--- Start Raw data ---
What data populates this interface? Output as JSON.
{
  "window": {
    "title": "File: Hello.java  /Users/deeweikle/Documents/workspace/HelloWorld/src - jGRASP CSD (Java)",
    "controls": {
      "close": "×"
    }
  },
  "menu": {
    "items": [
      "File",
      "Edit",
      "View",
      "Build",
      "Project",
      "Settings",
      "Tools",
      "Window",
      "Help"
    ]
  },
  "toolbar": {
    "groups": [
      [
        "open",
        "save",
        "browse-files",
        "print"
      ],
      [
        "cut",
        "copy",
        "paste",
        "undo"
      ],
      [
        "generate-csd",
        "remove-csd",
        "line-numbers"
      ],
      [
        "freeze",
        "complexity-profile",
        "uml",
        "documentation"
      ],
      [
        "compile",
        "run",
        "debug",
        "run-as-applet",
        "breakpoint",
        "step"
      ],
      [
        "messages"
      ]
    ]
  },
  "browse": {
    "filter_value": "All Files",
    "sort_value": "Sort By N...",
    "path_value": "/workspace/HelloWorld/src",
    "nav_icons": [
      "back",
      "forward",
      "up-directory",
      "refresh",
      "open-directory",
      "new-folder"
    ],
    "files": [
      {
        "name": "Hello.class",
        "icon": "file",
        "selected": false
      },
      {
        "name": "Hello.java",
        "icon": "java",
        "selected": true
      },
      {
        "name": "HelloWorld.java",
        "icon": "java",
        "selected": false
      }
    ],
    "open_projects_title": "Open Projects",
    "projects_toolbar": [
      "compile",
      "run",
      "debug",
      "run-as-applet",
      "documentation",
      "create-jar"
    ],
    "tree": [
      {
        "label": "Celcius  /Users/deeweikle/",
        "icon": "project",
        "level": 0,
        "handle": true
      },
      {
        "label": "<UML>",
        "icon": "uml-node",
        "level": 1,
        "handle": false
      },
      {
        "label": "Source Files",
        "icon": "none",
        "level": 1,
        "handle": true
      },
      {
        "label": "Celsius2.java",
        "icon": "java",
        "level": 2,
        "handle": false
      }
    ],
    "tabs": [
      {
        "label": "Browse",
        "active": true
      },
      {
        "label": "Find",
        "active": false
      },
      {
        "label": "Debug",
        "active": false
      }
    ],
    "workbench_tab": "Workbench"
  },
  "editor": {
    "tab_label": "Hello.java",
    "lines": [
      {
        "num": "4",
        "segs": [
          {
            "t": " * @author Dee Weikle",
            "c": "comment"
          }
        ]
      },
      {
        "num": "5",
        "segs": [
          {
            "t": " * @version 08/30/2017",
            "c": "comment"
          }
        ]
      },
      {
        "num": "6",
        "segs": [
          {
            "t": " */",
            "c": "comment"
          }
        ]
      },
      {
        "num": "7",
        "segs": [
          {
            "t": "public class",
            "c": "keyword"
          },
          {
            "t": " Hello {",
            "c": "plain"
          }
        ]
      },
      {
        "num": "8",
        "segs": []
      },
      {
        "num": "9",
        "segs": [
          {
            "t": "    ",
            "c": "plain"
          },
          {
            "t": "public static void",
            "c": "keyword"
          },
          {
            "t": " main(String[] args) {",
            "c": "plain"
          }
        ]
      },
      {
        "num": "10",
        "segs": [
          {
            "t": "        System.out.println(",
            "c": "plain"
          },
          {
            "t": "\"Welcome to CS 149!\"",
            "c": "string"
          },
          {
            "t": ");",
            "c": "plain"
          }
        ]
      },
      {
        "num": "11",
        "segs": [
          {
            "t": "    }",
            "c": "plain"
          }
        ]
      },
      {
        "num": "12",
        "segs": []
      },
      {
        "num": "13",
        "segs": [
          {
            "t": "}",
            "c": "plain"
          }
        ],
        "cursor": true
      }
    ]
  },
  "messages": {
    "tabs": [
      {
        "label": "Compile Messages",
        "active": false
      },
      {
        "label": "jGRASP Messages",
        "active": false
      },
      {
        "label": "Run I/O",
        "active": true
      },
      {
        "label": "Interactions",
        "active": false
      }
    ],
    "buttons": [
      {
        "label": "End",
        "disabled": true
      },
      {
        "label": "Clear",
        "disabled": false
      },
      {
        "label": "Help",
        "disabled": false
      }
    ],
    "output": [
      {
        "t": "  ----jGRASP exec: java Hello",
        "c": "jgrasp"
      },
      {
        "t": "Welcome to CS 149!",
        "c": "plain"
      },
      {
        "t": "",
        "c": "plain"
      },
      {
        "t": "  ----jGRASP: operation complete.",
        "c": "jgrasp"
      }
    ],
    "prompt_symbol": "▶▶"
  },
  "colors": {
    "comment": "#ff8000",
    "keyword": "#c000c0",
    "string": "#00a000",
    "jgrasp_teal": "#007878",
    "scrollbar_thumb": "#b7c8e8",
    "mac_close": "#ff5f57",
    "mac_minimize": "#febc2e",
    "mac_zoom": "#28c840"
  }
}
--- End Raw data ---
Problem to solve> Reproduce all data above, unchanged.

Finished task>
What data populates this interface? Output as JSON.
{
  "window": {
    "title": "File: Hello.java  /Users/deeweikle/Documents/workspace/HelloWorld/src - jGRASP CSD (Java)",
    "controls": {
      "close": "×"
    }
  },
  "menu": {
    "items": [
      "File",
      "Edit",
      "View",
      "Build",
      "Project",
      "Settings",
      "Tools",
      "Window",
      "Help"
    ]
  },
  "toolbar": {
    "groups": [
      [
        "open",
        "save",
        "browse-files",
        "print"
      ],
      [
        "cut",
        "copy",
        "paste",
        "undo"
      ],
      [
        "generate-csd",
        "remove-csd",
        "line-numbers"
      ],
      [
        "freeze",
        "complexity-profile",
        "uml",
        "documentation"
      ],
      [
        "compile",
        "run",
        "debug",
        "run-as-applet",
        "breakpoint",
        "step"
      ],
      [
        "messages"
      ]
    ]
  },
  "browse": {
    "filter_value": "All Files",
    "sort_value": "Sort By N...",
    "path_value": "/workspace/HelloWorld/src",
    "nav_icons": [
      "back",
      "forward",
      "up-directory",
      "refresh",
      "open-directory",
      "new-folder"
    ],
    "files": [
      {
        "name": "Hello.class",
        "icon": "file",
        "selected": false
      },
      {
        "name": "Hello.java",
        "icon": "java",
        "selected": true
      },
      {
        "name": "HelloWorld.java",
        "icon": "java",
        "selected": false
      }
    ],
    "open_projects_title": "Open Projects",
    "projects_toolbar": [
      "compile",
      "run",
      "debug",
      "run-as-applet",
      "documentation",
      "create-jar"
    ],
    "tree": [
      {
        "label": "Celcius  /Users/deeweikle/",
        "icon": "project",
        "level": 0,
        "handle": true
      },
      {
        "label": "<UML>",
        "icon": "uml-node",
        "level": 1,
        "handle": false
      },
      {
        "label": "Source Files",
        "icon": "none",
        "level": 1,
        "handle": true
      },
      {
        "label": "Celsius2.java",
        "icon": "java",
        "level": 2,
        "handle": false
      }
    ],
    "tabs": [
      {
        "label": "Browse",
        "active": true
      },
      {
        "label": "Find",
        "active": false
      },
      {
        "label": "Debug",
        "active": false
      }
    ],
    "workbench_tab": "Workbench"
  },
  "editor": {
    "tab_label": "Hello.java",
    "lines": [
      {
        "num": "4",
        "segs": [
          {
            "t": " * @author Dee Weikle",
            "c": "comment"
          }
        ]
      },
      {
        "num": "5",
        "segs": [
          {
            "t": " * @version 08/30/2017",
            "c": "comment"
          }
        ]
      },
      {
        "num": "6",
        "segs": [
          {
            "t": " */",
            "c": "comment"
          }
        ]
      },
      {
        "num": "7",
        "segs": [
          {
            "t": "public class",
            "c": "keyword"
          },
          {
            "t": " Hello {",
            "c": "plain"
          }
        ]
      },
      {
        "num": "8",
        "segs": []
      },
      {
        "num": "9",
        "segs": [
          {
            "t": "    ",
            "c": "plain"
          },
          {
            "t": "public static void",
            "c": "keyword"
          },
          {
            "t": " main(String[] args) {",
            "c": "plain"
          }
        ]
      },
      {
        "num": "10",
        "segs": [
          {
            "t": "        System.out.println(",
            "c": "plain"
          },
          {
            "t": "\"Welcome to CS 149!\"",
            "c": "string"
          },
          {
            "t": ");",
            "c": "plain"
          }
        ]
      },
      {
        "num": "11",
        "segs": [
          {
            "t": "    }",
            "c": "plain"
          }
        ]
      },
      {
        "num": "12",
        "segs": []
      },
      {
        "num": "13",
        "segs": [
          {
            "t": "}",
            "c": "plain"
          }
        ],
        "cursor": true
      }
    ]
  },
  "messages": {
    "tabs": [
      {
        "label": "Compile Messages",
        "active": false
      },
      {
        "label": "jGRASP Messages",
        "active": false
      },
      {
        "label": "Run I/O",
        "active": true
      },
      {
        "label": "Interactions",
        "active": false
      }
    ],
    "buttons": [
      {
        "label": "End",
        "disabled": true
      },
      {
        "label": "Clear",
        "disabled": false
      },
      {
        "label": "Help",
        "disabled": false
      }
    ],
    "output": [
      {
        "t": "  ----jGRASP exec: java Hello",
        "c": "jgrasp"
      },
      {
        "t": "Welcome to CS 149!",
        "c": "plain"
      },
      {
        "t": "",
        "c": "plain"
      },
      {
        "t": "  ----jGRASP: operation complete.",
        "c": "jgrasp"
      }
    ],
    "prompt_symbol": "▶▶"
  },
  "colors": {
    "comment": "#ff8000",
    "keyword": "#c000c0",
    "string": "#00a000",
    "jgrasp_teal": "#007878",
    "scrollbar_thumb": "#b7c8e8",
    "mac_close": "#ff5f57",
    "mac_minimize": "#febc2e",
    "mac_zoom": "#28c840"
  }
}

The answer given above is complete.